Take every line from the listing below that includes "Adient" and copy it.

MATERIAL =>
START
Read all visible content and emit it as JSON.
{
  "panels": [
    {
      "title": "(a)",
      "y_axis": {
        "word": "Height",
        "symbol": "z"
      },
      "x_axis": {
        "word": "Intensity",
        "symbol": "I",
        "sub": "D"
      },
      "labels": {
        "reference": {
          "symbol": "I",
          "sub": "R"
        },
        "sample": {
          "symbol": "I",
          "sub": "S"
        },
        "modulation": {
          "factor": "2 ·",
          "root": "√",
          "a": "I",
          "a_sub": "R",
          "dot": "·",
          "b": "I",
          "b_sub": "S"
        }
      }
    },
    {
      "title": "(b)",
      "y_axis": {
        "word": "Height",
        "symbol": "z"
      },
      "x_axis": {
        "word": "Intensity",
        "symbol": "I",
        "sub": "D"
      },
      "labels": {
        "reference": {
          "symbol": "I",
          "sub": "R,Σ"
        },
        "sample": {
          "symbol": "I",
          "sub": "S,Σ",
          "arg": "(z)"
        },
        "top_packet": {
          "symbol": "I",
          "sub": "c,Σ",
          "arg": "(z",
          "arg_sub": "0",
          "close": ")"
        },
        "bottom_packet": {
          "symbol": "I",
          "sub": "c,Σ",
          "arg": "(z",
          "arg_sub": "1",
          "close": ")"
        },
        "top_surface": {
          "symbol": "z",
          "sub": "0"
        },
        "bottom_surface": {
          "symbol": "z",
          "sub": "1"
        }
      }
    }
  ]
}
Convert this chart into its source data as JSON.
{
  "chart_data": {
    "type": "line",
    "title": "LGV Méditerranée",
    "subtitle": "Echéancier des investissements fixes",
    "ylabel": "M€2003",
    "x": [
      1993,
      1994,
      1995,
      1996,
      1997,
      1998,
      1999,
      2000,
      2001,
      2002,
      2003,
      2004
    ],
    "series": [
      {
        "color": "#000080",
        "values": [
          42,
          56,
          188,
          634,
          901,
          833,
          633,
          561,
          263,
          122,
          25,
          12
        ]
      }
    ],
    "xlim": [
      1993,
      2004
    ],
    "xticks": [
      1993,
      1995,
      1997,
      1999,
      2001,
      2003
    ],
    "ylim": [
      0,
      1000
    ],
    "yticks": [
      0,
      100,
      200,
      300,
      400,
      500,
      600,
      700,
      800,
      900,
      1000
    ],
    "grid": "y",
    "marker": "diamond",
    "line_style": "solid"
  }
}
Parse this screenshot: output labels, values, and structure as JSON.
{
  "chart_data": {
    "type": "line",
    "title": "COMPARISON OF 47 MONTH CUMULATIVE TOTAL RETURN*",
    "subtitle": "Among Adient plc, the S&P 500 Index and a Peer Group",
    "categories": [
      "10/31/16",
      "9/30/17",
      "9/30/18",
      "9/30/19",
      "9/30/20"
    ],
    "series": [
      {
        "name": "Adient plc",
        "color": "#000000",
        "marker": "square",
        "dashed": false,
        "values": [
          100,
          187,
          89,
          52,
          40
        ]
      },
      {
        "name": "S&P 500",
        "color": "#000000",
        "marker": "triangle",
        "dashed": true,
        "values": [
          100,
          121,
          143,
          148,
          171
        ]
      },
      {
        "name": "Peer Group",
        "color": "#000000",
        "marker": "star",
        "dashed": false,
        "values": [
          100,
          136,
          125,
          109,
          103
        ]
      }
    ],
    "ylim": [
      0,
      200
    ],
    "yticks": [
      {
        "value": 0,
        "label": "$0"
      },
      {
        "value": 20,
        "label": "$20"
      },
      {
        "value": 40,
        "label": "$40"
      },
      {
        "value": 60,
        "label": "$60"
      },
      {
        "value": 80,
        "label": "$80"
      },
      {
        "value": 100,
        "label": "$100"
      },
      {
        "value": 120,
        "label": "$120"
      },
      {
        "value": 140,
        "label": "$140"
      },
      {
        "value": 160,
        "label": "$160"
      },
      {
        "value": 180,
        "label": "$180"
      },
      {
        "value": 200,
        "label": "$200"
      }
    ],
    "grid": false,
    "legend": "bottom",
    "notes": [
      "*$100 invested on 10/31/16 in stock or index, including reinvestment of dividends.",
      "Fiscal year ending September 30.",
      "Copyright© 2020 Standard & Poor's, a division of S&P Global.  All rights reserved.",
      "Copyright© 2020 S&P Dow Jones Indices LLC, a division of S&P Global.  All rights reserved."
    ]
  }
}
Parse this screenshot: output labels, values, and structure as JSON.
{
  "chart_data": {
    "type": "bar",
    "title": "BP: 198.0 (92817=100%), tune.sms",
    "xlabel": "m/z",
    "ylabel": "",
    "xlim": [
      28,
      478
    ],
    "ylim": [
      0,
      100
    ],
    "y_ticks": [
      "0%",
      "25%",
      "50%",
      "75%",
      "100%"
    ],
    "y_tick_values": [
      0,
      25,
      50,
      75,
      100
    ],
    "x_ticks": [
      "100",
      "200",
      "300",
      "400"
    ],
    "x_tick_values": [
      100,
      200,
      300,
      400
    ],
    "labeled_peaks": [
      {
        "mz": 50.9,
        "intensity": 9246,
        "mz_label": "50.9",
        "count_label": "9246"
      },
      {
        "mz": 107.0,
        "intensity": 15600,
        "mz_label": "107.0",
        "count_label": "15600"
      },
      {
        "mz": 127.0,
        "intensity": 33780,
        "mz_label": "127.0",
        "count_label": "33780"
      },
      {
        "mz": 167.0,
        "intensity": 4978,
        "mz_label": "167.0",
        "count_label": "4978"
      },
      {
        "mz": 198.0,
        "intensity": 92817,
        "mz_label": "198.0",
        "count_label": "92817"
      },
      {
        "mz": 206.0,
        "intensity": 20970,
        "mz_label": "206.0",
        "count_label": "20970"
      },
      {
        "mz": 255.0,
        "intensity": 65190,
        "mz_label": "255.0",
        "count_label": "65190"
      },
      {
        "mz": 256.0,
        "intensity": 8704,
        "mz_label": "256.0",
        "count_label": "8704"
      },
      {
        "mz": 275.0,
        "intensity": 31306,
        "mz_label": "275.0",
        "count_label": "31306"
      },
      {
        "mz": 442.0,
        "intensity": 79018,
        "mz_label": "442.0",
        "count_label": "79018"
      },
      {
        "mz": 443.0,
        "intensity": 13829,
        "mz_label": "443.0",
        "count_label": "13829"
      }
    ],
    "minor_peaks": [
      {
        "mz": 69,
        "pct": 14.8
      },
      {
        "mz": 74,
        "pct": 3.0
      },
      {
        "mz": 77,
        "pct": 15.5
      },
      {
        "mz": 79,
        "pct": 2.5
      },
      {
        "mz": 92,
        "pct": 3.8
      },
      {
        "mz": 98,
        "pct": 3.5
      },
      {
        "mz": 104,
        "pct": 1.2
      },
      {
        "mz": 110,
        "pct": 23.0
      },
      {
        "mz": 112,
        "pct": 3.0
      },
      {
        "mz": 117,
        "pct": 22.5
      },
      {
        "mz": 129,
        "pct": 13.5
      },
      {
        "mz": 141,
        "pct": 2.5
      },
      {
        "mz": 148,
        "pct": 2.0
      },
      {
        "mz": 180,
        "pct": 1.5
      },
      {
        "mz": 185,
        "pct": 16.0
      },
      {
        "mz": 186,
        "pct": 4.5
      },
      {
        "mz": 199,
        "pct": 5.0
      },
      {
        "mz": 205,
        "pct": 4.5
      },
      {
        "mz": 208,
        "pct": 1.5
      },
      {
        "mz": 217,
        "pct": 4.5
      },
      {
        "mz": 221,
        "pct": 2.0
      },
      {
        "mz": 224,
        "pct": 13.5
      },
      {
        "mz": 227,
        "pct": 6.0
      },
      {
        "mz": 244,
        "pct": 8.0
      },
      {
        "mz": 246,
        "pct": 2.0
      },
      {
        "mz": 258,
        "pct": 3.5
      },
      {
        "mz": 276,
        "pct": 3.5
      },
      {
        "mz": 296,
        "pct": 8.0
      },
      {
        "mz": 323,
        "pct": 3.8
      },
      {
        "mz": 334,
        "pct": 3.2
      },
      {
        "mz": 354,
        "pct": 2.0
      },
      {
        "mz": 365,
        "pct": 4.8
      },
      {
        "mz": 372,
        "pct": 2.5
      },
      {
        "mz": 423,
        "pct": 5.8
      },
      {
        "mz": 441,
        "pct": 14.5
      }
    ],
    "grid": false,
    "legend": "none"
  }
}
END
ANSWER FOR THE TASK =>
    "subtitle": "Among Adient plc, the S&P 500 Index and a Peer Group",
        "name": "Adient plc",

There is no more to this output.